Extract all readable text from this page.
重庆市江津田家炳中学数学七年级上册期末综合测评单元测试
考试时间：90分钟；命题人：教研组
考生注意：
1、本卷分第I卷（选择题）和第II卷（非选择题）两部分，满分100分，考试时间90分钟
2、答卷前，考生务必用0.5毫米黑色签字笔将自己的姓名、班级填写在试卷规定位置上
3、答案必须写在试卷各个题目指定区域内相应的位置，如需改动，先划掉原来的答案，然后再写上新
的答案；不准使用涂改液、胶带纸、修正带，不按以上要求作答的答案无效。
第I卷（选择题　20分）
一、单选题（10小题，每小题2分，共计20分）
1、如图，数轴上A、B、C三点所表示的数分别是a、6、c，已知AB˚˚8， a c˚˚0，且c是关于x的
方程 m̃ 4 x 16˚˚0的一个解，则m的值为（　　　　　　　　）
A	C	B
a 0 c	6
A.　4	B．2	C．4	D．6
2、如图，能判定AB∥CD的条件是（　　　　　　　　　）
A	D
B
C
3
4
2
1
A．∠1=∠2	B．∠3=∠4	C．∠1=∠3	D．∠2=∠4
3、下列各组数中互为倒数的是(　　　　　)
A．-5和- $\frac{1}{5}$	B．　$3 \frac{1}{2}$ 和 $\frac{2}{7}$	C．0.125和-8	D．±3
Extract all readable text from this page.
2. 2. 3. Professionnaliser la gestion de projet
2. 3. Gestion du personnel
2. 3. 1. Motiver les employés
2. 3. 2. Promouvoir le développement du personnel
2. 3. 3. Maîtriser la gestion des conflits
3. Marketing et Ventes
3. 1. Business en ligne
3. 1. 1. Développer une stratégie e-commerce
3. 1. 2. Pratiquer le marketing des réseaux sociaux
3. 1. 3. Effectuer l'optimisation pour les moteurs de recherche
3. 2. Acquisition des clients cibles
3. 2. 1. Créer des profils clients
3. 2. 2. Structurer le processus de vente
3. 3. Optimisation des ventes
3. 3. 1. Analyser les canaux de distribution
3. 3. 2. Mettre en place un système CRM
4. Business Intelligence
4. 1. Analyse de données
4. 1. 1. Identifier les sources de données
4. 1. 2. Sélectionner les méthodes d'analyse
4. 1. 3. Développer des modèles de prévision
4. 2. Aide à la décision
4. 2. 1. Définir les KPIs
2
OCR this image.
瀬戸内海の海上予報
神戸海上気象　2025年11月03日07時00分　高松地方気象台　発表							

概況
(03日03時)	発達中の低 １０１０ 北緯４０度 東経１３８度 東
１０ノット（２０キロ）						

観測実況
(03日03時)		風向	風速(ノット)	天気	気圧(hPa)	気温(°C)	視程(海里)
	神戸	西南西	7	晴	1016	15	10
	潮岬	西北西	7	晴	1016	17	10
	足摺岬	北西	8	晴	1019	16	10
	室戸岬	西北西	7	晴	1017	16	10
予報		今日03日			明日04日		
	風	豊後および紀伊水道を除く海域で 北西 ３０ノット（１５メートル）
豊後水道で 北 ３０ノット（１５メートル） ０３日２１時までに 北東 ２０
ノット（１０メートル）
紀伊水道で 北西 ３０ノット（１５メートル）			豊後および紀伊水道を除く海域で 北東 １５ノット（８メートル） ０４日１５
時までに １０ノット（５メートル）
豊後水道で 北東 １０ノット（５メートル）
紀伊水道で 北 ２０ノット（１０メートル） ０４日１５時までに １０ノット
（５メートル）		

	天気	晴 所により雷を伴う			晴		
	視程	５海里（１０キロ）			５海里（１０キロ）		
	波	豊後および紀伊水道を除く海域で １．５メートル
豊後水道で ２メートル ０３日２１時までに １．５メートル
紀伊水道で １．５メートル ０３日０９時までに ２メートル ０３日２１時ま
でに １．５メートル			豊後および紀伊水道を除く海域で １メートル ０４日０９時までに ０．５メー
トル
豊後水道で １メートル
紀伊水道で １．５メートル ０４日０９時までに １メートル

————

Out of the records, collect only those lines that contain the string "personnel".

**Response**
2. 3. Gestion du personnel
2. 3. 2. Promouvoir le développement du personnel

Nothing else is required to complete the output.